----- Material -----

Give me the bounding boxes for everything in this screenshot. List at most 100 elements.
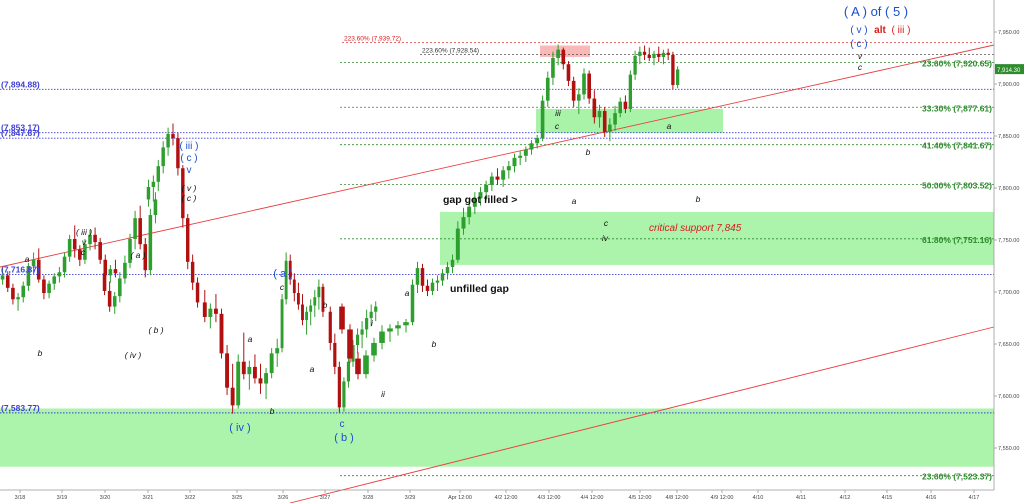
candle-body <box>623 101 628 109</box>
wave-label-small: ii <box>381 389 386 399</box>
candle-body <box>435 280 440 283</box>
candle-body <box>420 268 425 286</box>
candle-body <box>26 266 31 286</box>
candle-body <box>138 218 142 245</box>
wave-label-small: ( v ) <box>182 183 197 193</box>
candle-body <box>592 98 597 118</box>
candle-body <box>657 53 661 57</box>
candle-body <box>52 276 57 284</box>
wave-label-small: a <box>248 334 253 344</box>
candle-body <box>108 269 113 276</box>
x-tick-label: 3/19 <box>57 495 68 501</box>
wave-label-small: c <box>81 247 86 257</box>
candle-body <box>642 51 647 55</box>
wave-label: ( A ) of ( 5 ) <box>844 4 908 19</box>
candle-body <box>506 166 511 171</box>
candle-body <box>284 260 288 300</box>
wave-label-small: a <box>572 196 577 206</box>
candle-body <box>365 318 369 330</box>
wave-label: ( c ) <box>180 153 197 164</box>
candle-body <box>495 176 500 180</box>
candle-body <box>292 279 296 294</box>
candle-body <box>42 279 46 294</box>
candle-body <box>597 111 602 118</box>
candle-body <box>113 269 118 274</box>
candle-body <box>225 353 230 388</box>
candle-body <box>328 311 332 343</box>
candle-body <box>241 361 246 375</box>
candle-body <box>647 54 651 58</box>
wave-label-small: a <box>25 254 30 264</box>
candle-body <box>252 366 257 379</box>
upper-trendline <box>0 44 995 268</box>
wave-label-small: b <box>270 406 275 416</box>
candle-body <box>661 52 666 57</box>
candle-body <box>577 94 581 101</box>
lines-layer <box>0 42 994 477</box>
candle-body <box>363 355 369 375</box>
last-price-label: 7,914.30 <box>997 68 1021 74</box>
lower-trendline <box>289 326 995 503</box>
candle-body <box>16 297 20 300</box>
wave-label: ( iii ) <box>180 141 199 152</box>
candle-body <box>415 268 420 285</box>
labels-layer: (8,087.19)(7,894.88)(7,853.17)(7,847.87)… <box>1 4 992 482</box>
level-label: (7,583.77) <box>1 403 40 413</box>
candle-body <box>98 242 102 260</box>
wave-label-small: v <box>858 51 863 61</box>
fib-label: 41.40% (7,841.67) <box>922 141 992 151</box>
candle-body <box>21 285 26 298</box>
y-tick-label: 7,800.00 <box>998 186 1019 192</box>
candle-body <box>156 166 160 182</box>
wave-label-small: b <box>696 194 701 204</box>
candle-body <box>258 378 263 384</box>
x-tick-label: 4/4 12:00 <box>581 495 604 501</box>
candle-body <box>219 313 224 354</box>
candle-body <box>0 275 5 280</box>
fib-label: 50.00% (7,803.52) <box>922 180 992 190</box>
candle-body <box>529 143 534 150</box>
candle-body <box>450 259 455 268</box>
wave-label-small: v <box>82 237 87 247</box>
x-tick-label: 4/8 12:00 <box>666 495 689 501</box>
x-tick-label: 3/29 <box>405 495 416 501</box>
candle-body <box>425 285 430 291</box>
candle-body <box>374 306 378 312</box>
x-tick-label: 4/12 <box>840 495 851 501</box>
wave-label: ( a ) <box>273 268 293 280</box>
wave-label-small: iii <box>555 108 562 118</box>
candle-body <box>337 366 341 408</box>
wave-label-small: a <box>405 288 410 298</box>
wave-label-small: ( a ) <box>130 250 145 260</box>
candle-body <box>190 261 195 283</box>
candle-body <box>171 133 175 139</box>
wave-label: ( c ) <box>850 39 867 50</box>
candle-body <box>123 262 127 279</box>
candle-body <box>118 278 122 297</box>
x-tick-label: 3/27 <box>320 495 331 501</box>
candle-body <box>347 329 353 359</box>
candle-body <box>213 308 218 314</box>
candle-body <box>545 77 550 101</box>
candle-body <box>675 69 680 86</box>
candle-body <box>176 138 180 169</box>
candle-body <box>153 199 158 216</box>
wave-label: ( iii ) <box>892 25 911 36</box>
wave-label-small: ( c ) <box>182 193 197 203</box>
x-tick-label: 4/10 <box>753 495 764 501</box>
projection-label: 223.60% (7,928.54) <box>422 47 479 54</box>
wave-label-small: b <box>323 300 328 310</box>
candle-body <box>346 361 351 382</box>
candle-body <box>36 259 41 280</box>
candle-body <box>440 273 445 281</box>
candle-body <box>67 238 72 257</box>
candle-body <box>321 286 325 312</box>
wave-label-small: a <box>667 121 672 131</box>
x-tick-label: 4/5 12:00 <box>629 495 652 501</box>
y-tick-label: 7,900.00 <box>998 82 1019 88</box>
candle-body <box>461 217 466 229</box>
candles-layer <box>0 44 680 414</box>
wave-label-small: ( b ) <box>148 325 163 335</box>
candle-body <box>582 73 586 95</box>
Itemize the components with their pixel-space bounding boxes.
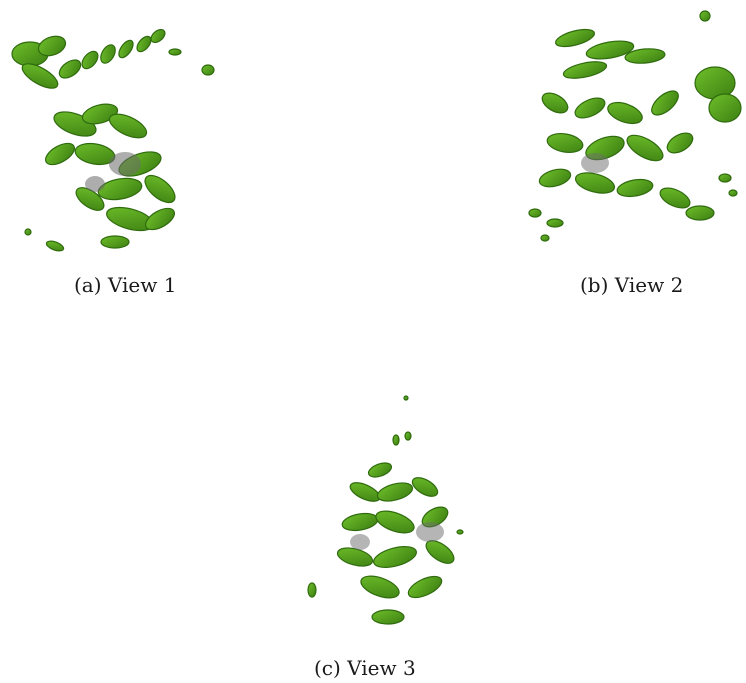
density-map-view-1-render [11,28,215,252]
caption-view-2: (b) View 2 [580,273,684,297]
density-map-view-1 [0,14,270,254]
density-map-view-2 [515,8,746,248]
caption-view-3: (c) View 3 [314,656,416,680]
density-map-view-3-render [307,395,464,625]
density-map-view-3 [300,392,480,638]
density-map-view-2-render [528,10,742,242]
caption-view-1: (a) View 1 [74,273,177,297]
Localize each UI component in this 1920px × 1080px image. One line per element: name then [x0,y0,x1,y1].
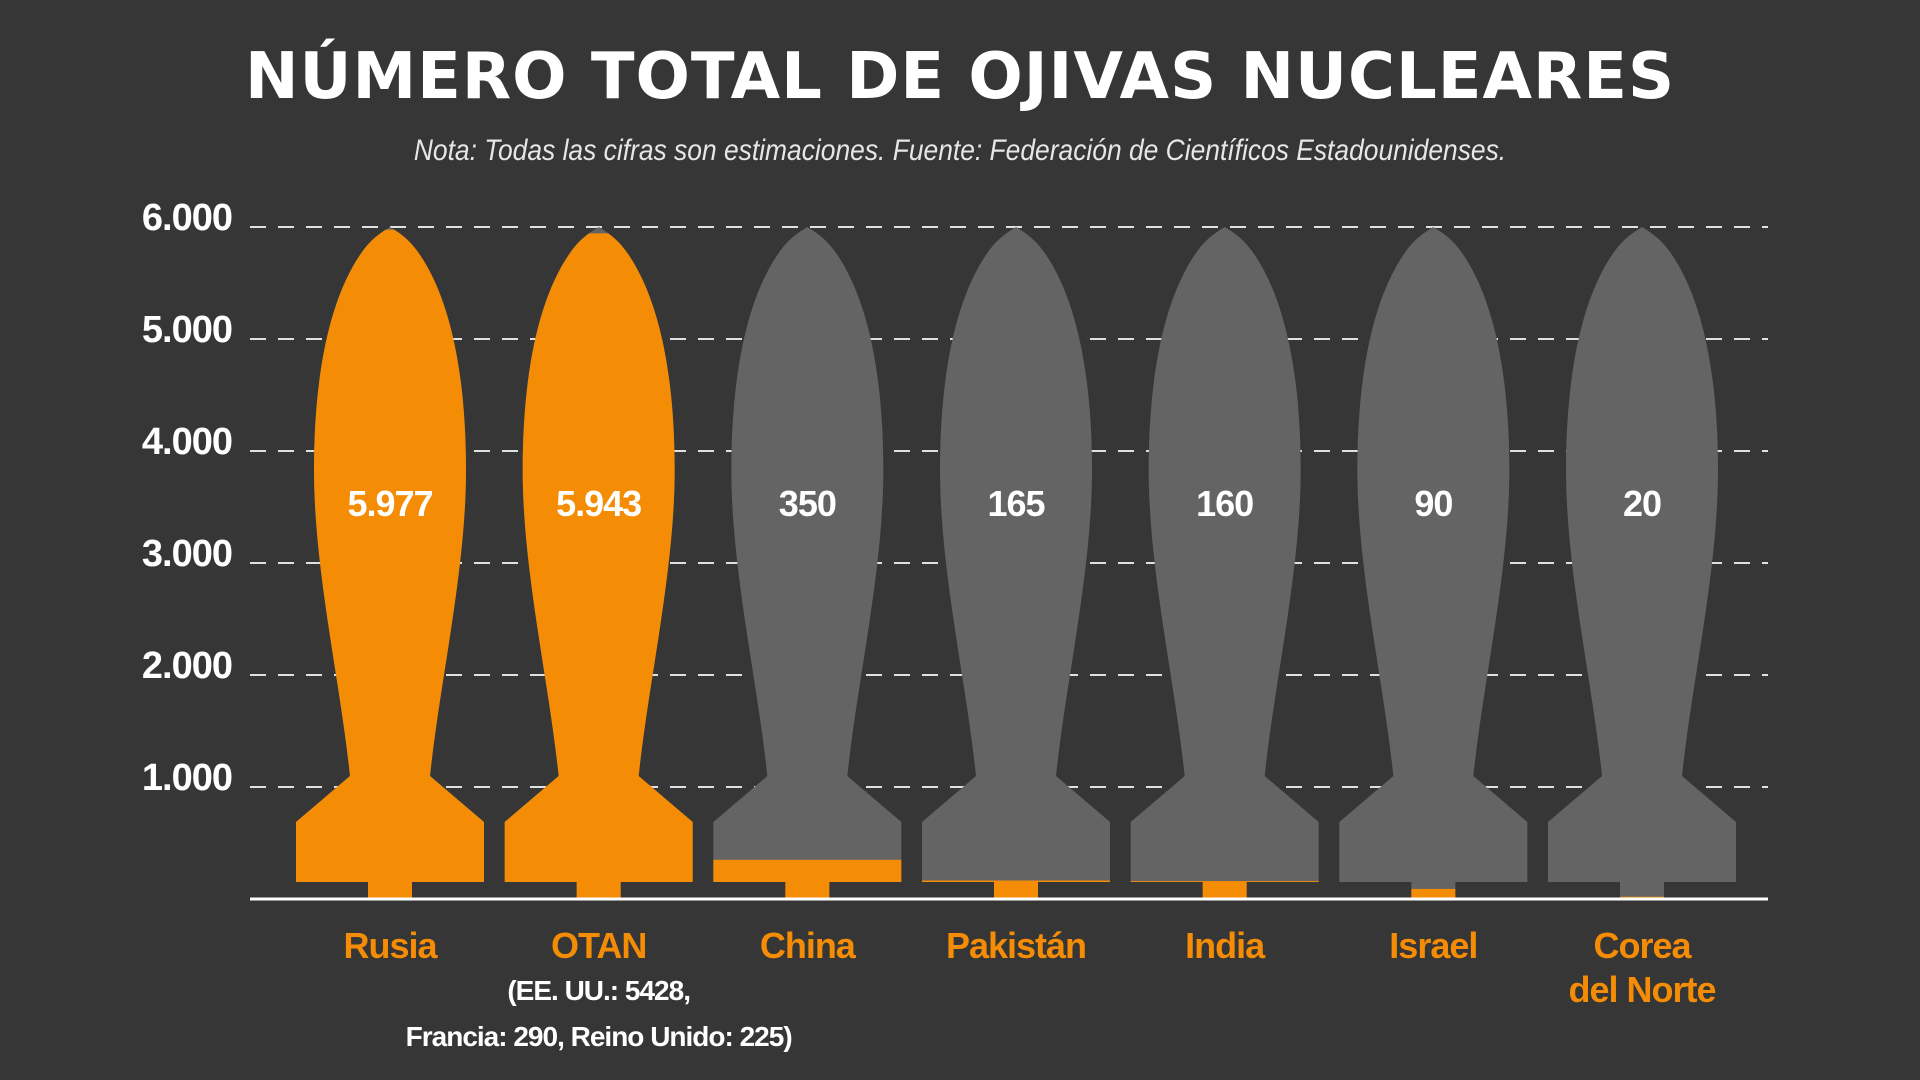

-----

Given task: Find each line in the data entries above that contains the string "layer" and copy those lines out in full. The match is case-sensitive.

Written solution:
lines-layer <box>0 42 994 477</box>
labels-layer: (8,087.19)(7,894.88)(7,853.17)(7,847.87)… <box>1 4 992 482</box>
candles-layer <box>0 44 680 414</box>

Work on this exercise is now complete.